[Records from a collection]
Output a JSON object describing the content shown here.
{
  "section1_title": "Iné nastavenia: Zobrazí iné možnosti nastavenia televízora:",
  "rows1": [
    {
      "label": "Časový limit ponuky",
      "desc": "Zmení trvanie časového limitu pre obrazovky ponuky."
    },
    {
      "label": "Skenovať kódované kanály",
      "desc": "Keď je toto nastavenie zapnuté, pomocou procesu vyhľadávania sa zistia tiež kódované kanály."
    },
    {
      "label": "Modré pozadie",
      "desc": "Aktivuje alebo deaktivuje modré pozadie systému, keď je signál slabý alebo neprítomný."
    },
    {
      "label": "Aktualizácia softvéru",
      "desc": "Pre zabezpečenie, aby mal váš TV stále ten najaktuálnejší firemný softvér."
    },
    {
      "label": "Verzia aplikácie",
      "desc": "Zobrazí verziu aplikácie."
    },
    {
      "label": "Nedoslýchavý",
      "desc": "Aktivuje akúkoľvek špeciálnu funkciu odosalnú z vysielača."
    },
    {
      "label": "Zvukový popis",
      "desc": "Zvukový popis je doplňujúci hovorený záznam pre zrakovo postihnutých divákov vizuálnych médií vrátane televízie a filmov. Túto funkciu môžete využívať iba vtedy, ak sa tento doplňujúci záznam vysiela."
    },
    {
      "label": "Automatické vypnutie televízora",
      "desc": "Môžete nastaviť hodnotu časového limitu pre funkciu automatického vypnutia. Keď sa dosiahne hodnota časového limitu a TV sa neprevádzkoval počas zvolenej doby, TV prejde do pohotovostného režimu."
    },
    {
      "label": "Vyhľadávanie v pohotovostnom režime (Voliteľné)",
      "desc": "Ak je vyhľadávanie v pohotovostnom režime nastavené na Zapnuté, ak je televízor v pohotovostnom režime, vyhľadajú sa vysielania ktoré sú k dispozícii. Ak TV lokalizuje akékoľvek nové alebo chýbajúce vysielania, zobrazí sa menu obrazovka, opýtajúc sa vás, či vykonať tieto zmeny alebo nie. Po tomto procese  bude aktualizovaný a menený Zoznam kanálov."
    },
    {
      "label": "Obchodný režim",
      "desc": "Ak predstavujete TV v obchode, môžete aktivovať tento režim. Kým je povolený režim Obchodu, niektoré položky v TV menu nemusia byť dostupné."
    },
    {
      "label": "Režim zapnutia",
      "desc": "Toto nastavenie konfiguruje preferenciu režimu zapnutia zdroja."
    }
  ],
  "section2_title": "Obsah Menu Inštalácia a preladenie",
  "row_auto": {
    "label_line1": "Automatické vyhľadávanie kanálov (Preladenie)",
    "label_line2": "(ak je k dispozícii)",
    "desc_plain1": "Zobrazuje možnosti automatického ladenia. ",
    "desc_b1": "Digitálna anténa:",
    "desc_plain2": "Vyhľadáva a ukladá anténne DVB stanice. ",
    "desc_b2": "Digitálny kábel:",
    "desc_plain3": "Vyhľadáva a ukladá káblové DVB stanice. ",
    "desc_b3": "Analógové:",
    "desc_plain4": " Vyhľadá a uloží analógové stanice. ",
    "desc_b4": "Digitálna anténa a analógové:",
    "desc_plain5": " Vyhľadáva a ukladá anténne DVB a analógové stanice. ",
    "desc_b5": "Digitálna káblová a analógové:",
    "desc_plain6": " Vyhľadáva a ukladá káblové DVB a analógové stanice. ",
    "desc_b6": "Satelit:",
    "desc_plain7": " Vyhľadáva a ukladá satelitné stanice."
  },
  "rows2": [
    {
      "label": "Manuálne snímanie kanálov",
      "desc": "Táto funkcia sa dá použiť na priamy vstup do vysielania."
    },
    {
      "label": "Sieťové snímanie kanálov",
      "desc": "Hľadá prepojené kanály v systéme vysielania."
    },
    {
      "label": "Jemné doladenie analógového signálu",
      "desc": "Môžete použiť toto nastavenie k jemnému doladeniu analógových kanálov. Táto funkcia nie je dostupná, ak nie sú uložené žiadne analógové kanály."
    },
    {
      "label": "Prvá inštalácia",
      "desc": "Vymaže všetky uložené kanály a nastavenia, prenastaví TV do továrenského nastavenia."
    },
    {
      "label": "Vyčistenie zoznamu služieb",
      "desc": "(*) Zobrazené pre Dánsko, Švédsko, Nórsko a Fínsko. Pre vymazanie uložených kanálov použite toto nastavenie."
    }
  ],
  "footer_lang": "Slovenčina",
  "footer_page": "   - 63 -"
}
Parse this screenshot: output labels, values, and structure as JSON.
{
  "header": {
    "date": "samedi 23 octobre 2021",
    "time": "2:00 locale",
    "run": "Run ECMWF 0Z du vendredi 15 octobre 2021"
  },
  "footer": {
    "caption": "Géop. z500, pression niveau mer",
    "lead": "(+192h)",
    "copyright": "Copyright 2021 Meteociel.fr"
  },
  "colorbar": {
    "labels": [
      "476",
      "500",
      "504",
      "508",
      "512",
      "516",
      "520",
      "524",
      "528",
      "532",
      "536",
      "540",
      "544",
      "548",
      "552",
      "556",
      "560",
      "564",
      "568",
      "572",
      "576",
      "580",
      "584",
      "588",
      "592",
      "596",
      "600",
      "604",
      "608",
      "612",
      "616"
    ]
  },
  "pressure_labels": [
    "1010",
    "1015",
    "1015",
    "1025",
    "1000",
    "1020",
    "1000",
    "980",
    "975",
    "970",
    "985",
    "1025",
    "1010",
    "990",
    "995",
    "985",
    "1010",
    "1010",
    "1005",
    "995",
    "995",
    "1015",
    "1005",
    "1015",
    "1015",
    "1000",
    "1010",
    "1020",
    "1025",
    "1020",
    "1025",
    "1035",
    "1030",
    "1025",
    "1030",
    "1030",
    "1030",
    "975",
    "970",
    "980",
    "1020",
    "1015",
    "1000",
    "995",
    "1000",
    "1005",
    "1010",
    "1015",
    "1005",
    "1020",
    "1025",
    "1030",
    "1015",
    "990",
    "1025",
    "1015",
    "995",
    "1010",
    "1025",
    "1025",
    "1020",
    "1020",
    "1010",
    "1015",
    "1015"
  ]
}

▶ What needs to be done:
Repeat all the entries word for word.

▶ The result:
Output a JSON object describing the content shown here.
{
  "section1_title": "Iné nastavenia: Zobrazí iné možnosti nastavenia televízora:",
  "rows1": [
    {
      "label": "Časový limit ponuky",
      "desc": "Zmení trvanie časového limitu pre obrazovky ponuky."
    },
    {
      "label": "Skenovať kódované kanály",
      "desc": "Keď je toto nastavenie zapnuté, pomocou procesu vyhľadávania sa zistia tiež kódované kanály."
    },
    {
      "label": "Modré pozadie",
      "desc": "Aktivuje alebo deaktivuje modré pozadie systému, keď je signál slabý alebo neprítomný."
    },
    {
      "label": "Aktualizácia softvéru",
      "desc": "Pre zabezpečenie, aby mal váš TV stále ten najaktuálnejší firemný softvér."
    },
    {
      "label": "Verzia aplikácie",
      "desc": "Zobrazí verziu aplikácie."
    },
    {
      "label": "Nedoslýchavý",
      "desc": "Aktivuje akúkoľvek špeciálnu funkciu odosalnú z vysielača."
    },
    {
      "label": "Zvukový popis",
      "desc": "Zvukový popis je doplňujúci hovorený záznam pre zrakovo postihnutých divákov vizuálnych médií vrátane televízie a filmov. Túto funkciu môžete využívať iba vtedy, ak sa tento doplňujúci záznam vysiela."
    },
    {
      "label": "Automatické vypnutie televízora",
      "desc": "Môžete nastaviť hodnotu časového limitu pre funkciu automatického vypnutia. Keď sa dosiahne hodnota časového limitu a TV sa neprevádzkoval počas zvolenej doby, TV prejde do pohotovostného režimu."
    },
    {
      "label": "Vyhľadávanie v pohotovostnom režime (Voliteľné)",
      "desc": "Ak je vyhľadávanie v pohotovostnom režime nastavené na Zapnuté, ak je televízor v pohotovostnom režime, vyhľadajú sa vysielania ktoré sú k dispozícii. Ak TV lokalizuje akékoľvek nové alebo chýbajúce vysielania, zobrazí sa menu obrazovka, opýtajúc sa vás, či vykonať tieto zmeny alebo nie. Po tomto procese  bude aktualizovaný a menený Zoznam kanálov."
    },
    {
      "label": "Obchodný režim",
      "desc": "Ak predstavujete TV v obchode, môžete aktivovať tento režim. Kým je povolený režim Obchodu, niektoré položky v TV menu nemusia byť dostupné."
    },
    {
      "label": "Režim zapnutia",
      "desc": "Toto nastavenie konfiguruje preferenciu režimu zapnutia zdroja."
    }
  ],
  "section2_title": "Obsah Menu Inštalácia a preladenie",
  "row_auto": {
    "label_line1": "Automatické vyhľadávanie kanálov (Preladenie)",
    "label_line2": "(ak je k dispozícii)",
    "desc_plain1": "Zobrazuje možnosti automatického ladenia. ",
    "desc_b1": "Digitálna anténa:",
    "desc_plain2": "Vyhľadáva a ukladá anténne DVB stanice. ",
    "desc_b2": "Digitálny kábel:",
    "desc_plain3": "Vyhľadáva a ukladá káblové DVB stanice. ",
    "desc_b3": "Analógové:",
    "desc_plain4": " Vyhľadá a uloží analógové stanice. ",
    "desc_b4": "Digitálna anténa a analógové:",
    "desc_plain5": " Vyhľadáva a ukladá anténne DVB a analógové stanice. ",
    "desc_b5": "Digitálna káblová a analógové:",
    "desc_plain6": " Vyhľadáva a ukladá káblové DVB a analógové stanice. ",
    "desc_b6": "Satelit:",
    "desc_plain7": " Vyhľadáva a ukladá satelitné stanice."
  },
  "rows2": [
    {
      "label": "Manuálne snímanie kanálov",
      "desc": "Táto funkcia sa dá použiť na priamy vstup do vysielania."
    },
    {
      "label": "Sieťové snímanie kanálov",
      "desc": "Hľadá prepojené kanály v systéme vysielania."
    },
    {
      "label": "Jemné doladenie analógového signálu",
      "desc": "Môžete použiť toto nastavenie k jemnému doladeniu analógových kanálov. Táto funkcia nie je dostupná, ak nie sú uložené žiadne analógové kanály."
    },
    {
      "label": "Prvá inštalácia",
      "desc": "Vymaže všetky uložené kanály a nastavenia, prenastaví TV do továrenského nastavenia."
    },
    {
      "label": "Vyčistenie zoznamu služieb",
      "desc": "(*) Zobrazené pre Dánsko, Švédsko, Nórsko a Fínsko. Pre vymazanie uložených kanálov použite toto nastavenie."
    }
  ],
  "footer_lang": "Slovenčina",
  "footer_page": "   - 63 -"
}
Parse this screenshot: output labels, values, and structure as JSON.
{
  "header": {
    "date": "samedi 23 octobre 2021",
    "time": "2:00 locale",
    "run": "Run ECMWF 0Z du vendredi 15 octobre 2021"
  },
  "footer": {
    "caption": "Géop. z500, pression niveau mer",
    "lead": "(+192h)",
    "copyright": "Copyright 2021 Meteociel.fr"
  },
  "colorbar": {
    "labels": [
      "476",
      "500",
      "504",
      "508",
      "512",
      "516",
      "520",
      "524",
      "528",
      "532",
      "536",
      "540",
      "544",
      "548",
      "552",
      "556",
      "560",
      "564",
      "568",
      "572",
      "576",
      "580",
      "584",
      "588",
      "592",
      "596",
      "600",
      "604",
      "608",
      "612",
      "616"
    ]
  },
  "pressure_labels": [
    "1010",
    "1015",
    "1015",
    "1025",
    "1000",
    "1020",
    "1000",
    "980",
    "975",
    "970",
    "985",
    "1025",
    "1010",
    "990",
    "995",
    "985",
    "1010",
    "1010",
    "1005",
    "995",
    "995",
    "1015",
    "1005",
    "1015",
    "1015",
    "1000",
    "1010",
    "1020",
    "1025",
    "1020",
    "1025",
    "1035",
    "1030",
    "1025",
    "1030",
    "1030",
    "1030",
    "975",
    "970",
    "980",
    "1020",
    "1015",
    "1000",
    "995",
    "1000",
    "1005",
    "1010",
    "1015",
    "1005",
    "1020",
    "1025",
    "1030",
    "1015",
    "990",
    "1025",
    "1015",
    "995",
    "1010",
    "1025",
    "1025",
    "1020",
    "1020",
    "1010",
    "1015",
    "1015"
  ]
}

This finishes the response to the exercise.